Exercise objective: Reproduce all entries precisely as they are written.

Provided material:
* * * * * * *

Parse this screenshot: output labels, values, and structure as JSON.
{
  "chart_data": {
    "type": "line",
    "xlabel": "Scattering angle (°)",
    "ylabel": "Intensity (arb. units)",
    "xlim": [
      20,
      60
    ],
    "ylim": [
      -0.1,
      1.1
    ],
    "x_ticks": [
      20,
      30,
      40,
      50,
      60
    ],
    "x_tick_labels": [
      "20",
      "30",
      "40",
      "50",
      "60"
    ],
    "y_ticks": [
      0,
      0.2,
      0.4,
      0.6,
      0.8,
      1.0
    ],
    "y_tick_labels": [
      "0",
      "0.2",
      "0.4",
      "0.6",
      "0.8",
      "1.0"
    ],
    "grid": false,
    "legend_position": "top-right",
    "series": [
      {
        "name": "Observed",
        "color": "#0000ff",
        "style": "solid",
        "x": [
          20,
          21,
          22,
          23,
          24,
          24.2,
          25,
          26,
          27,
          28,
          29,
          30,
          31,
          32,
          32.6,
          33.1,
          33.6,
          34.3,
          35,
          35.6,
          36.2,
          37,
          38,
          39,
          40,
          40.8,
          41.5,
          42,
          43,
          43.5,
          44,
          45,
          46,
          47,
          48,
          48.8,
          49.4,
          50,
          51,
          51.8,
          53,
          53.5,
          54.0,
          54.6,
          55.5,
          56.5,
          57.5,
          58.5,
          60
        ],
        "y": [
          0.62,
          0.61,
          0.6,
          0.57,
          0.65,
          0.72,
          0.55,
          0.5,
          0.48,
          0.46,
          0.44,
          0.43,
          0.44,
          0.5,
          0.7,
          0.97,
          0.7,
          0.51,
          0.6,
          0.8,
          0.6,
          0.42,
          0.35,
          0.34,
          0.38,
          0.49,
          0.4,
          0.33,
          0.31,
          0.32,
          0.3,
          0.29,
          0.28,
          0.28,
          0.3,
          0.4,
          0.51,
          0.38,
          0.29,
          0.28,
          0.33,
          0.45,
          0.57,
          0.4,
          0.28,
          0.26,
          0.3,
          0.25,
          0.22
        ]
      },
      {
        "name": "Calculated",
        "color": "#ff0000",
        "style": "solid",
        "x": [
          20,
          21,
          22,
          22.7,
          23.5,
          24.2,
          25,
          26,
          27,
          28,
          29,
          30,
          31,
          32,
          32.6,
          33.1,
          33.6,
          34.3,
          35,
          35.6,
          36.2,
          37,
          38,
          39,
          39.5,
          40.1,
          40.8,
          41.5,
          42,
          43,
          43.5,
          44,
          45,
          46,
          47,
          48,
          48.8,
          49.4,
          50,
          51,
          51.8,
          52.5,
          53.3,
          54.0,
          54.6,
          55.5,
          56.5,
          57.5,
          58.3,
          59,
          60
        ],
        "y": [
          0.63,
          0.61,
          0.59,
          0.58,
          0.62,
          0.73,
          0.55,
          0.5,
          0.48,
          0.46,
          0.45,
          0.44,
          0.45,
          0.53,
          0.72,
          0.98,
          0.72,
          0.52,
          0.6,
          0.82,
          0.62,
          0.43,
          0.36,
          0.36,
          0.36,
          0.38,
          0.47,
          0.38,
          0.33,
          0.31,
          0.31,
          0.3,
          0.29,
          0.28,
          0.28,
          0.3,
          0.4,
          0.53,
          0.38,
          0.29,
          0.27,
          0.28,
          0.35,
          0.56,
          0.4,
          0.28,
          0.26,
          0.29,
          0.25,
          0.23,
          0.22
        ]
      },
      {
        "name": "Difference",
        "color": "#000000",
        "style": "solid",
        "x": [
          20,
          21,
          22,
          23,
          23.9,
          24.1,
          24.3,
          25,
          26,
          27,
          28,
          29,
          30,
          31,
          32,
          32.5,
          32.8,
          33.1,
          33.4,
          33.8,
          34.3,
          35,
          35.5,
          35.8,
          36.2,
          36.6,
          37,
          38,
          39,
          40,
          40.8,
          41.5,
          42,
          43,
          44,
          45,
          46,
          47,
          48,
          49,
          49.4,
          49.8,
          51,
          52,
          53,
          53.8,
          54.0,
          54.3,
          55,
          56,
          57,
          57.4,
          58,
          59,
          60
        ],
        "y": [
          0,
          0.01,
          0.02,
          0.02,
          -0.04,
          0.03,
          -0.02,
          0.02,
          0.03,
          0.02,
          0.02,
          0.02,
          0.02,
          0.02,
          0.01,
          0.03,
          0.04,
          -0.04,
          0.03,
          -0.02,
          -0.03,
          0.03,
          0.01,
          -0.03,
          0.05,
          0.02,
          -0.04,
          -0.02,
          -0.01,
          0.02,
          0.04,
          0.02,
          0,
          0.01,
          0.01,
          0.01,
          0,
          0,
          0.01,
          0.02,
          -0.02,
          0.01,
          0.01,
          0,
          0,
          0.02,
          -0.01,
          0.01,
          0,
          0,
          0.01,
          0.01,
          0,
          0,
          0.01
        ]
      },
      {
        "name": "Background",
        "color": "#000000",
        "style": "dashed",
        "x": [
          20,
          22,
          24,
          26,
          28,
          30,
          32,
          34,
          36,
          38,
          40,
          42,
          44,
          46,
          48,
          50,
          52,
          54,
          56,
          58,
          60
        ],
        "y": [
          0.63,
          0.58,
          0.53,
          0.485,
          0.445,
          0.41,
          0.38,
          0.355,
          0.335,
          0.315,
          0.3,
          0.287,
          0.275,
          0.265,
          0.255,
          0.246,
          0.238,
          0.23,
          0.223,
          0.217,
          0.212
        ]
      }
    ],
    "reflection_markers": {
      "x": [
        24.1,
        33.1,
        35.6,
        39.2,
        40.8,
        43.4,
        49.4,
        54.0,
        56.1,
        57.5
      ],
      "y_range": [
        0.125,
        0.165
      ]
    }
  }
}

* * * * * * *

Solved problem:
Parse this screenshot: output labels, values, and structure as JSON.
{
  "chart_data": {
    "type": "line",
    "xlabel": "Scattering angle (°)",
    "ylabel": "Intensity (arb. units)",
    "xlim": [
      20,
      60
    ],
    "ylim": [
      -0.1,
      1.1
    ],
    "x_ticks": [
      20,
      30,
      40,
      50,
      60
    ],
    "x_tick_labels": [
      "20",
      "30",
      "40",
      "50",
      "60"
    ],
    "y_ticks": [
      0,
      0.2,
      0.4,
      0.6,
      0.8,
      1.0
    ],
    "y_tick_labels": [
      "0",
      "0.2",
      "0.4",
      "0.6",
      "0.8",
      "1.0"
    ],
    "grid": false,
    "legend_position": "top-right",
    "series": [
      {
        "name": "Observed",
        "color": "#0000ff",
        "style": "solid",
        "x": [
          20,
          21,
          22,
          23,
          24,
          24.2,
          25,
          26,
          27,
          28,
          29,
          30,
          31,
          32,
          32.6,
          33.1,
          33.6,
          34.3,
          35,
          35.6,
          36.2,
          37,
          38,
          39,
          40,
          40.8,
          41.5,
          42,
          43,
          43.5,
          44,
          45,
          46,
          47,
          48,
          48.8,
          49.4,
          50,
          51,
          51.8,
          53,
          53.5,
          54.0,
          54.6,
          55.5,
          56.5,
          57.5,
          58.5,
          60
        ],
        "y": [
          0.62,
          0.61,
          0.6,
          0.57,
          0.65,
          0.72,
          0.55,
          0.5,
          0.48,
          0.46,
          0.44,
          0.43,
          0.44,
          0.5,
          0.7,
          0.97,
          0.7,
          0.51,
          0.6,
          0.8,
          0.6,
          0.42,
          0.35,
          0.34,
          0.38,
          0.49,
          0.4,
          0.33,
          0.31,
          0.32,
          0.3,
          0.29,
          0.28,
          0.28,
          0.3,
          0.4,
          0.51,
          0.38,
          0.29,
          0.28,
          0.33,
          0.45,
          0.57,
          0.4,
          0.28,
          0.26,
          0.3,
          0.25,
          0.22
        ]
      },
      {
        "name": "Calculated",
        "color": "#ff0000",
        "style": "solid",
        "x": [
          20,
          21,
          22,
          22.7,
          23.5,
          24.2,
          25,
          26,
          27,
          28,
          29,
          30,
          31,
          32,
          32.6,
          33.1,
          33.6,
          34.3,
          35,
          35.6,
          36.2,
          37,
          38,
          39,
          39.5,
          40.1,
          40.8,
          41.5,
          42,
          43,
          43.5,
          44,
          45,
          46,
          47,
          48,
          48.8,
          49.4,
          50,
          51,
          51.8,
          52.5,
          53.3,
          54.0,
          54.6,
          55.5,
          56.5,
          57.5,
          58.3,
          59,
          60
        ],
        "y": [
          0.63,
          0.61,
          0.59,
          0.58,
          0.62,
          0.73,
          0.55,
          0.5,
          0.48,
          0.46,
          0.45,
          0.44,
          0.45,
          0.53,
          0.72,
          0.98,
          0.72,
          0.52,
          0.6,
          0.82,
          0.62,
          0.43,
          0.36,
          0.36,
          0.36,
          0.38,
          0.47,
          0.38,
          0.33,
          0.31,
          0.31,
          0.3,
          0.29,
          0.28,
          0.28,
          0.3,
          0.4,
          0.53,
          0.38,
          0.29,
          0.27,
          0.28,
          0.35,
          0.56,
          0.4,
          0.28,
          0.26,
          0.29,
          0.25,
          0.23,
          0.22
        ]
      },
      {
        "name": "Difference",
        "color": "#000000",
        "style": "solid",
        "x": [
          20,
          21,
          22,
          23,
          23.9,
          24.1,
          24.3,
          25,
          26,
          27,
          28,
          29,
          30,
          31,
          32,
          32.5,
          32.8,
          33.1,
          33.4,
          33.8,
          34.3,
          35,
          35.5,
          35.8,
          36.2,
          36.6,
          37,
          38,
          39,
          40,
          40.8,
          41.5,
          42,
          43,
          44,
          45,
          46,
          47,
          48,
          49,
          49.4,
          49.8,
          51,
          52,
          53,
          53.8,
          54.0,
          54.3,
          55,
          56,
          57,
          57.4,
          58,
          59,
          60
        ],
        "y": [
          0,
          0.01,
          0.02,
          0.02,
          -0.04,
          0.03,
          -0.02,
          0.02,
          0.03,
          0.02,
          0.02,
          0.02,
          0.02,
          0.02,
          0.01,
          0.03,
          0.04,
          -0.04,
          0.03,
          -0.02,
          -0.03,
          0.03,
          0.01,
          -0.03,
          0.05,
          0.02,
          -0.04,
          -0.02,
          -0.01,
          0.02,
          0.04,
          0.02,
          0,
          0.01,
          0.01,
          0.01,
          0,
          0,
          0.01,
          0.02,
          -0.02,
          0.01,
          0.01,
          0,
          0,
          0.02,
          -0.01,
          0.01,
          0,
          0,
          0.01,
          0.01,
          0,
          0,
          0.01
        ]
      },
      {
        "name": "Background",
        "color": "#000000",
        "style": "dashed",
        "x": [
          20,
          22,
          24,
          26,
          28,
          30,
          32,
          34,
          36,
          38,
          40,
          42,
          44,
          46,
          48,
          50,
          52,
          54,
          56,
          58,
          60
        ],
        "y": [
          0.63,
          0.58,
          0.53,
          0.485,
          0.445,
          0.41,
          0.38,
          0.355,
          0.335,
          0.315,
          0.3,
          0.287,
          0.275,
          0.265,
          0.255,
          0.246,
          0.238,
          0.23,
          0.223,
          0.217,
          0.212
        ]
      }
    ],
    "reflection_markers": {
      "x": [
        24.1,
        33.1,
        35.6,
        39.2,
        40.8,
        43.4,
        49.4,
        54.0,
        56.1,
        57.5
      ],
      "y_range": [
        0.125,
        0.165
      ]
    }
  }
}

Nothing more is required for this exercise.